--- BEGIN DATA FOR PROCESSING ---
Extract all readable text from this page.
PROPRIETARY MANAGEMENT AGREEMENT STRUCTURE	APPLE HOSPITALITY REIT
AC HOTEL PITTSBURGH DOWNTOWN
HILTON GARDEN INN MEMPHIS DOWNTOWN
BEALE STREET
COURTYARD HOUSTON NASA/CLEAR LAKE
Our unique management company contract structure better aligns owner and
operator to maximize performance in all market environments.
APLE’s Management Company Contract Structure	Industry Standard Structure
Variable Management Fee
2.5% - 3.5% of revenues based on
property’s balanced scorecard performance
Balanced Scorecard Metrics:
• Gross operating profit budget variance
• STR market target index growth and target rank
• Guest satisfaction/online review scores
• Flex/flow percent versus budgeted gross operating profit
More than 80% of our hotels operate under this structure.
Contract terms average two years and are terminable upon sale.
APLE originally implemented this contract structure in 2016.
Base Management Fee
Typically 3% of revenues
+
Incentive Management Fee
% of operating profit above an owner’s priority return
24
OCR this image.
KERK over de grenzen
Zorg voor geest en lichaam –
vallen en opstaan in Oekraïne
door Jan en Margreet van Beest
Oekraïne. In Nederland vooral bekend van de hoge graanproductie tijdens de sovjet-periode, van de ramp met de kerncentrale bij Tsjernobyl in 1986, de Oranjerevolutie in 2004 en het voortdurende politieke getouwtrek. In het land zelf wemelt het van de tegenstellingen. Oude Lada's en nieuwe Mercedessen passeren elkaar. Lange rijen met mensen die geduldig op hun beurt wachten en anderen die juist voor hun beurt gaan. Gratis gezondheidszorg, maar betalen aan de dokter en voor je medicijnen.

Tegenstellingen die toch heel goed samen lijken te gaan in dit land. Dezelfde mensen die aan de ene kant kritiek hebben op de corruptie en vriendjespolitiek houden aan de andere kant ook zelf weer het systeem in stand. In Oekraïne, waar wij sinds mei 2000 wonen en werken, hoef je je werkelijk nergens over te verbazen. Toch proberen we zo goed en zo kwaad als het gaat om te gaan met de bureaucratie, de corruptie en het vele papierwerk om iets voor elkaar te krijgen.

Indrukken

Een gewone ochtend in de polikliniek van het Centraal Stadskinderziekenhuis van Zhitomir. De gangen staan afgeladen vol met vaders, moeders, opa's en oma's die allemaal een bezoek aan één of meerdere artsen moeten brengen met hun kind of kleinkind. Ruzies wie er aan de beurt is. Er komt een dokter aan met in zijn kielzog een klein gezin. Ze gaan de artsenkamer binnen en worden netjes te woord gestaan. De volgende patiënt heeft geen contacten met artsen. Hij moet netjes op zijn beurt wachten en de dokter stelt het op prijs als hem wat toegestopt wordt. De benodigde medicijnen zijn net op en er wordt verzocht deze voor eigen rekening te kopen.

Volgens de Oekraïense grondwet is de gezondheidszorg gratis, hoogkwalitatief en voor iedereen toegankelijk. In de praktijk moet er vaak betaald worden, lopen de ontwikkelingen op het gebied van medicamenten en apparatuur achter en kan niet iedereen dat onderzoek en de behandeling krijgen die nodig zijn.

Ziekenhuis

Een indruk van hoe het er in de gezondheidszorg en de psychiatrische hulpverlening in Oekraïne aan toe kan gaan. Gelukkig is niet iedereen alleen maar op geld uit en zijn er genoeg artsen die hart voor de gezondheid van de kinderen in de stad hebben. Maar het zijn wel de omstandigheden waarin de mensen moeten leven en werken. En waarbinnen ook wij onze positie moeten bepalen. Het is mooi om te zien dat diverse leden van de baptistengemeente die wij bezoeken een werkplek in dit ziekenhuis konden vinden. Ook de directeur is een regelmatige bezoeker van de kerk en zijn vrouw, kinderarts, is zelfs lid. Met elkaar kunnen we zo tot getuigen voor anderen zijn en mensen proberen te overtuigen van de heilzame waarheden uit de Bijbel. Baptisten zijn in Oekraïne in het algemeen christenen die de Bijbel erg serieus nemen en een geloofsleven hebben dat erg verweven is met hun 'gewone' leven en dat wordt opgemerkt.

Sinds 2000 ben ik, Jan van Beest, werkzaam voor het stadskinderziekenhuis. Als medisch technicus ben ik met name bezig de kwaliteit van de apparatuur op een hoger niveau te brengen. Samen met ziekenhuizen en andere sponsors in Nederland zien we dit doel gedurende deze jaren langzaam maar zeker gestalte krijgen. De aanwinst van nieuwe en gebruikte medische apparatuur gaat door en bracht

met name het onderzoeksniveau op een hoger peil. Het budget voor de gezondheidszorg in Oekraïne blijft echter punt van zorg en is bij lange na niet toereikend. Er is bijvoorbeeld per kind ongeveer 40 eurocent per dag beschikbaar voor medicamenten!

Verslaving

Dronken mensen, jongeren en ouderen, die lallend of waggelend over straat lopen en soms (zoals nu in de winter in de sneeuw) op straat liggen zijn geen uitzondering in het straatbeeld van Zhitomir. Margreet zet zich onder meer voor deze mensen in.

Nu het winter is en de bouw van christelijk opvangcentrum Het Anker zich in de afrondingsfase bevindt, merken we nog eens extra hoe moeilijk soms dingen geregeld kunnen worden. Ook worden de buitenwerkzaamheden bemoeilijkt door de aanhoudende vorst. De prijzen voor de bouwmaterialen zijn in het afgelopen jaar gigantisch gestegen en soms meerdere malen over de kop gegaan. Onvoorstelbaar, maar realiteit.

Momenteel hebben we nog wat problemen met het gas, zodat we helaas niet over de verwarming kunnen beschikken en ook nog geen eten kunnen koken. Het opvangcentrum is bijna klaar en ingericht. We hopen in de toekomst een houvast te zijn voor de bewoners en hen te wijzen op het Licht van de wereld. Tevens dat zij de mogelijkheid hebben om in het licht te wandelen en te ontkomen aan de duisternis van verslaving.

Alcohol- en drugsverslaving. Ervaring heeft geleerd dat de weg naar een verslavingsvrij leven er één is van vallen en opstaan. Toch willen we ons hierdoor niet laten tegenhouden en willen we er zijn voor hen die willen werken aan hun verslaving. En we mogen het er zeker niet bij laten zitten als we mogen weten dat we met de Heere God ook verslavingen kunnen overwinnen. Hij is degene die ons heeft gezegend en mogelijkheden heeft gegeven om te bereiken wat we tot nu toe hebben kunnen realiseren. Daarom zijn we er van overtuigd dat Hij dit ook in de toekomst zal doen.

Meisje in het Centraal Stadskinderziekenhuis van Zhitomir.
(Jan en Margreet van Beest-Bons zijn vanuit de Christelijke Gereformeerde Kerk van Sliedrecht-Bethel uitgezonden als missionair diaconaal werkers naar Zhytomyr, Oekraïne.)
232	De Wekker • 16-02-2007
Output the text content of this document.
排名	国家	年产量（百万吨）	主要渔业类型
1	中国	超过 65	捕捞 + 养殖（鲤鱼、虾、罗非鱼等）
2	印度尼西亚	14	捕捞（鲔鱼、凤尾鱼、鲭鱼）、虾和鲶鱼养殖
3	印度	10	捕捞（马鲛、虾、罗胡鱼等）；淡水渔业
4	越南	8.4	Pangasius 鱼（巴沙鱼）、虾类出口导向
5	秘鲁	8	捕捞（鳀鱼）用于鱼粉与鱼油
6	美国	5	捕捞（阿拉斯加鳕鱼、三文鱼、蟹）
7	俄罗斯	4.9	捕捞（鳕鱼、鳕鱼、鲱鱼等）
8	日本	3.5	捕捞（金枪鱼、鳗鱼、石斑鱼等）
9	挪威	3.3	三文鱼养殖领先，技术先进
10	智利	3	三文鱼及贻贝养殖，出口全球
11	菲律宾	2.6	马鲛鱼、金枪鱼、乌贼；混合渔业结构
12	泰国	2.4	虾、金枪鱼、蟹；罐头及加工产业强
--- END DATA FOR PROCESSING ---
▶ [YOUR TASK] Copy out the data shown above without altering anything.

▶ [COMPLETE RESPONSE]
Extract all readable text from this page.
PROPRIETARY MANAGEMENT AGREEMENT STRUCTURE	APPLE HOSPITALITY REIT
AC HOTEL PITTSBURGH DOWNTOWN
HILTON GARDEN INN MEMPHIS DOWNTOWN
BEALE STREET
COURTYARD HOUSTON NASA/CLEAR LAKE
Our unique management company contract structure better aligns owner and
operator to maximize performance in all market environments.
APLE’s Management Company Contract Structure	Industry Standard Structure
Variable Management Fee
2.5% - 3.5% of revenues based on
property’s balanced scorecard performance
Balanced Scorecard Metrics:
• Gross operating profit budget variance
• STR market target index growth and target rank
• Guest satisfaction/online review scores
• Flex/flow percent versus budgeted gross operating profit
More than 80% of our hotels operate under this structure.
Contract terms average two years and are terminable upon sale.
APLE originally implemented this contract structure in 2016.
Base Management Fee
Typically 3% of revenues
+
Incentive Management Fee
% of operating profit above an owner’s priority return
24
OCR this image.
KERK over de grenzen
Zorg voor geest en lichaam –
vallen en opstaan in Oekraïne
door Jan en Margreet van Beest
Oekraïne. In Nederland vooral bekend van de hoge graanproductie tijdens de sovjet-periode, van de ramp met de kerncentrale bij Tsjernobyl in 1986, de Oranjerevolutie in 2004 en het voortdurende politieke getouwtrek. In het land zelf wemelt het van de tegenstellingen. Oude Lada's en nieuwe Mercedessen passeren elkaar. Lange rijen met mensen die geduldig op hun beurt wachten en anderen die juist voor hun beurt gaan. Gratis gezondheidszorg, maar betalen aan de dokter en voor je medicijnen.

Tegenstellingen die toch heel goed samen lijken te gaan in dit land. Dezelfde mensen die aan de ene kant kritiek hebben op de corruptie en vriendjespolitiek houden aan de andere kant ook zelf weer het systeem in stand. In Oekraïne, waar wij sinds mei 2000 wonen en werken, hoef je je werkelijk nergens over te verbazen. Toch proberen we zo goed en zo kwaad als het gaat om te gaan met de bureaucratie, de corruptie en het vele papierwerk om iets voor elkaar te krijgen.

Indrukken

Een gewone ochtend in de polikliniek van het Centraal Stadskinderziekenhuis van Zhitomir. De gangen staan afgeladen vol met vaders, moeders, opa's en oma's die allemaal een bezoek aan één of meerdere artsen moeten brengen met hun kind of kleinkind. Ruzies wie er aan de beurt is. Er komt een dokter aan met in zijn kielzog een klein gezin. Ze gaan de artsenkamer binnen en worden netjes te woord gestaan. De volgende patiënt heeft geen contacten met artsen. Hij moet netjes op zijn beurt wachten en de dokter stelt het op prijs als hem wat toegestopt wordt. De benodigde medicijnen zijn net op en er wordt verzocht deze voor eigen rekening te kopen.

Volgens de Oekraïense grondwet is de gezondheidszorg gratis, hoogkwalitatief en voor iedereen toegankelijk. In de praktijk moet er vaak betaald worden, lopen de ontwikkelingen op het gebied van medicamenten en apparatuur achter en kan niet iedereen dat onderzoek en de behandeling krijgen die nodig zijn.

Ziekenhuis

Een indruk van hoe het er in de gezondheidszorg en de psychiatrische hulpverlening in Oekraïne aan toe kan gaan. Gelukkig is niet iedereen alleen maar op geld uit en zijn er genoeg artsen die hart voor de gezondheid van de kinderen in de stad hebben. Maar het zijn wel de omstandigheden waarin de mensen moeten leven en werken. En waarbinnen ook wij onze positie moeten bepalen. Het is mooi om te zien dat diverse leden van de baptistengemeente die wij bezoeken een werkplek in dit ziekenhuis konden vinden. Ook de directeur is een regelmatige bezoeker van de kerk en zijn vrouw, kinderarts, is zelfs lid. Met elkaar kunnen we zo tot getuigen voor anderen zijn en mensen proberen te overtuigen van de heilzame waarheden uit de Bijbel. Baptisten zijn in Oekraïne in het algemeen christenen die de Bijbel erg serieus nemen en een geloofsleven hebben dat erg verweven is met hun 'gewone' leven en dat wordt opgemerkt.

Sinds 2000 ben ik, Jan van Beest, werkzaam voor het stadskinderziekenhuis. Als medisch technicus ben ik met name bezig de kwaliteit van de apparatuur op een hoger niveau te brengen. Samen met ziekenhuizen en andere sponsors in Nederland zien we dit doel gedurende deze jaren langzaam maar zeker gestalte krijgen. De aanwinst van nieuwe en gebruikte medische apparatuur gaat door en bracht

met name het onderzoeksniveau op een hoger peil. Het budget voor de gezondheidszorg in Oekraïne blijft echter punt van zorg en is bij lange na niet toereikend. Er is bijvoorbeeld per kind ongeveer 40 eurocent per dag beschikbaar voor medicamenten!

Verslaving

Dronken mensen, jongeren en ouderen, die lallend of waggelend over straat lopen en soms (zoals nu in de winter in de sneeuw) op straat liggen zijn geen uitzondering in het straatbeeld van Zhitomir. Margreet zet zich onder meer voor deze mensen in.

Nu het winter is en de bouw van christelijk opvangcentrum Het Anker zich in de afrondingsfase bevindt, merken we nog eens extra hoe moeilijk soms dingen geregeld kunnen worden. Ook worden de buitenwerkzaamheden bemoeilijkt door de aanhoudende vorst. De prijzen voor de bouwmaterialen zijn in het afgelopen jaar gigantisch gestegen en soms meerdere malen over de kop gegaan. Onvoorstelbaar, maar realiteit.

Momenteel hebben we nog wat problemen met het gas, zodat we helaas niet over de verwarming kunnen beschikken en ook nog geen eten kunnen koken. Het opvangcentrum is bijna klaar en ingericht. We hopen in de toekomst een houvast te zijn voor de bewoners en hen te wijzen op het Licht van de wereld. Tevens dat zij de mogelijkheid hebben om in het licht te wandelen en te ontkomen aan de duisternis van verslaving.

Alcohol- en drugsverslaving. Ervaring heeft geleerd dat de weg naar een verslavingsvrij leven er één is van vallen en opstaan. Toch willen we ons hierdoor niet laten tegenhouden en willen we er zijn voor hen die willen werken aan hun verslaving. En we mogen het er zeker niet bij laten zitten als we mogen weten dat we met de Heere God ook verslavingen kunnen overwinnen. Hij is degene die ons heeft gezegend en mogelijkheden heeft gegeven om te bereiken wat we tot nu toe hebben kunnen realiseren. Daarom zijn we er van overtuigd dat Hij dit ook in de toekomst zal doen.

Meisje in het Centraal Stadskinderziekenhuis van Zhitomir.
(Jan en Margreet van Beest-Bons zijn vanuit de Christelijke Gereformeerde Kerk van Sliedrecht-Bethel uitgezonden als missionair diaconaal werkers naar Zhytomyr, Oekraïne.)
232	De Wekker • 16-02-2007
Output the text content of this document.
排名	国家	年产量（百万吨）	主要渔业类型
1	中国	超过 65	捕捞 + 养殖（鲤鱼、虾、罗非鱼等）
2	印度尼西亚	14	捕捞（鲔鱼、凤尾鱼、鲭鱼）、虾和鲶鱼养殖
3	印度	10	捕捞（马鲛、虾、罗胡鱼等）；淡水渔业
4	越南	8.4	Pangasius 鱼（巴沙鱼）、虾类出口导向
5	秘鲁	8	捕捞（鳀鱼）用于鱼粉与鱼油
6	美国	5	捕捞（阿拉斯加鳕鱼、三文鱼、蟹）
7	俄罗斯	4.9	捕捞（鳕鱼、鳕鱼、鲱鱼等）
8	日本	3.5	捕捞（金枪鱼、鳗鱼、石斑鱼等）
9	挪威	3.3	三文鱼养殖领先，技术先进
10	智利	3	三文鱼及贻贝养殖，出口全球
11	菲律宾	2.6	马鲛鱼、金枪鱼、乌贼；混合渔业结构
12	泰国	2.4	虾、金枪鱼、蟹；罐头及加工产业强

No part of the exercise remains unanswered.